> [Texto selecionado]
# # # #

Sabores Açorianos – Reconstrução moderna, com memória das raízes (I)

Introdução

A tradição culinária faz-se de técnicas, de usos importados, mas principalmente dos sabores daquilo que os povos tinham à mão, na horta, no mar, nos currais, nas capoeiras e nas pocilgas. É legítima e muito interessante a busca e aproveitamento criativo de novos ingredientes; é legítima e muito interessante a cozinha de fusão, chamando o contributo de sabores e procedimentos exóticos. Mas é particularmente desafiante executar/reconstruir uma cozinha tradicional, em nada lhe alterando a essência mas modificando-a tecnicamente, a modernizar, a adaptar ao comportamento alimentar moderno, a acompanhar ditames dietéticos.

Ao mesmo tempo que continua a valorizar-se na alta cozinha moderna a criatividade contra o convencional, os novos contrastes e misturas de sabores, e a imaginação, também se mantém uma linha de estilo que se pauta pelo respeito pela tradição, pela simplicidade dos ingredientes e valorização dos sabores essenciais a que nos habituamos desde crianças. Com modernização, na ligeireza, nas regras dietéticas, na subtileza de novos temperos e ingredientes, bem medidos. Mas nada de “épater le bourgeois”.

A alta cozinha espanhola de hoje reflete isto. Por um lado, a exuberante marginalidade em relação ao tradicional de Adrià. Por outro lado, a modernização do clássico pelos Arzak, por Santi Santamaria, até mesmo pelos irmãos Roca.

Seguindo mais a segunda linha, aliás a única compatível com a escrita de um não profissional, este livro pretende cingir-se à cozinha açoriana, embora ensaiando alguns exemplos evocativos do que a história (parca) nos pode sugerir como evoluções da cozinha nas ilhas, no que a sua cozinha se alterou por ser de “porta-aviões” do Atlântico. Fundamentalmente, iremos buscar outra “fusão”, a da cozinha primitiva dos povoadores e a modernização de alguns requintes deixados pelas naus das especiarias, na volta do largo. Também uma “fusão” muito prática, a dos ingredientes escassos da cozinha tradicional com toda a panóplia de que os meus conterrâneos dispõem nos supermercados de hoje.

# # # #

Registos retirados de uma coleção:
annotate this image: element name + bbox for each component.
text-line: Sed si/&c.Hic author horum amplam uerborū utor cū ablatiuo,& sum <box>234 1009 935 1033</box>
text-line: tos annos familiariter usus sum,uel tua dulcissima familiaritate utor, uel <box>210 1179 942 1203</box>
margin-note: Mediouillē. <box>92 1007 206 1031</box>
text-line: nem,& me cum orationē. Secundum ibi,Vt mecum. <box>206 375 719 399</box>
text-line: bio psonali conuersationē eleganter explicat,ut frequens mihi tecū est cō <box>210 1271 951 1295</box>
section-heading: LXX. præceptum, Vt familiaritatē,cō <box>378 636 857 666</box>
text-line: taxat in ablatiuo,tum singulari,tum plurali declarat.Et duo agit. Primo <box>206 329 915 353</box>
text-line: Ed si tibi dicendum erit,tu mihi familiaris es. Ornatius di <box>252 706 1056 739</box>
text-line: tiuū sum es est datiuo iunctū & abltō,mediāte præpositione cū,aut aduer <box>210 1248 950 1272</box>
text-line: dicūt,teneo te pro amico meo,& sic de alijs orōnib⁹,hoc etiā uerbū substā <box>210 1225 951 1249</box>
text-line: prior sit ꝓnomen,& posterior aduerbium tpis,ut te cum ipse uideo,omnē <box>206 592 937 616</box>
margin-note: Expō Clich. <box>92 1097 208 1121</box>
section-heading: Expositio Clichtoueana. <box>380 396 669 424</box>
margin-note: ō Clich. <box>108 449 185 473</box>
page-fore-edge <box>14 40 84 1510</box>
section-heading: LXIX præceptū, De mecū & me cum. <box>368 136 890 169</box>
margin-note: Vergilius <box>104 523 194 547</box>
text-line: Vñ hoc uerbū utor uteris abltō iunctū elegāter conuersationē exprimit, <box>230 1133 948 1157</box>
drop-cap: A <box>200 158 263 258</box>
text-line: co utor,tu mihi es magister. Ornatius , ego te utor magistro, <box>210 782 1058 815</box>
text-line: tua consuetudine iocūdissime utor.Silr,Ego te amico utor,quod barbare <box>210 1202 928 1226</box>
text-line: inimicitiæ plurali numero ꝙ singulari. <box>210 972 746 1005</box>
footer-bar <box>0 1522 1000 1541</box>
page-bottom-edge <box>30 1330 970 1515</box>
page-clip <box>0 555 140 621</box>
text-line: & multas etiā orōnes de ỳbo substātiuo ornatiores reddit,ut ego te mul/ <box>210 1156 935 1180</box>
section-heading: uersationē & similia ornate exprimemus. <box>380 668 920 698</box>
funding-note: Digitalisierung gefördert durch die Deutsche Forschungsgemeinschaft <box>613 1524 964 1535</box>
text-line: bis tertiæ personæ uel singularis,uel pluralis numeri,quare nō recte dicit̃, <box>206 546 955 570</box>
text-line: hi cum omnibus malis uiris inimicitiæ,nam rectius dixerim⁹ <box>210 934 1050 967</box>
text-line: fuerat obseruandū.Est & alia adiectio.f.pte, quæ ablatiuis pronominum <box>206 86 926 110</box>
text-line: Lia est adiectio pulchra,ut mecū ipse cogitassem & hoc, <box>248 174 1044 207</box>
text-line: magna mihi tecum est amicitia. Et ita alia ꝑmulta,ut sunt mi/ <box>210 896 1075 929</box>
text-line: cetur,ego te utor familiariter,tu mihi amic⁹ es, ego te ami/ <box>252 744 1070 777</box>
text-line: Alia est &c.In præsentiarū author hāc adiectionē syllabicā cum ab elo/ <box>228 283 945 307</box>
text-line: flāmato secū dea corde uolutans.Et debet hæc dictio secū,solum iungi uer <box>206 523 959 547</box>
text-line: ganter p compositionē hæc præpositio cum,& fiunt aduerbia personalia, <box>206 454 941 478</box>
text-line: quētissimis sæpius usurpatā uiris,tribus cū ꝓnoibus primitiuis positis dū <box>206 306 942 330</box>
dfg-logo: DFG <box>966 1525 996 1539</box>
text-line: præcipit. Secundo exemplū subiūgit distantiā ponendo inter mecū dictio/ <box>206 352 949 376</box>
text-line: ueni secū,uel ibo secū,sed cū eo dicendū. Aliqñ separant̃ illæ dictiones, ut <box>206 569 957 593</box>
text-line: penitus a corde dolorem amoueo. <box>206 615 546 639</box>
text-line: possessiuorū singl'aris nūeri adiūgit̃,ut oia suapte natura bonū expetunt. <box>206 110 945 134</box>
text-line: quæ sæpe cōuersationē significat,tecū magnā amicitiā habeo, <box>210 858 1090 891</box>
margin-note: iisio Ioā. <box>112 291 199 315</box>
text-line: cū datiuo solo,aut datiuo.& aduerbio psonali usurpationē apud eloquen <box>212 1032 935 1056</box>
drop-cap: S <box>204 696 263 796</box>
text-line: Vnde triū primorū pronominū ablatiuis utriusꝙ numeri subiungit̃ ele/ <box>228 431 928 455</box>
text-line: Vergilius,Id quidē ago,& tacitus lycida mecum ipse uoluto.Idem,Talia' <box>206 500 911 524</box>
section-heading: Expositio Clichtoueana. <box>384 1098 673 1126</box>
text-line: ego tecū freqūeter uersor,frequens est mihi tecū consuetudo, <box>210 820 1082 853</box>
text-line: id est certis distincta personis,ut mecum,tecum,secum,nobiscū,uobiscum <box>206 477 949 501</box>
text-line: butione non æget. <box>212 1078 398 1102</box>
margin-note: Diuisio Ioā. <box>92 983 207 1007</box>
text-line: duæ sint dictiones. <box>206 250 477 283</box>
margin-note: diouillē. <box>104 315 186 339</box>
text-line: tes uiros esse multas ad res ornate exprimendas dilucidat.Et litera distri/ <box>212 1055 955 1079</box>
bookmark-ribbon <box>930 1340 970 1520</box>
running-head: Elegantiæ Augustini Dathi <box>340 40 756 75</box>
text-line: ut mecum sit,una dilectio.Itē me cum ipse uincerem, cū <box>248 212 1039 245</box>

# # # #

> [Em que consiste] Segundo o texto sobre os sabores açorianos, quem representa na alta cozinha espanhola a modernização do clássico?

> [O resultado] Os Arzak, Santi Santamaria e os irmãos Roca.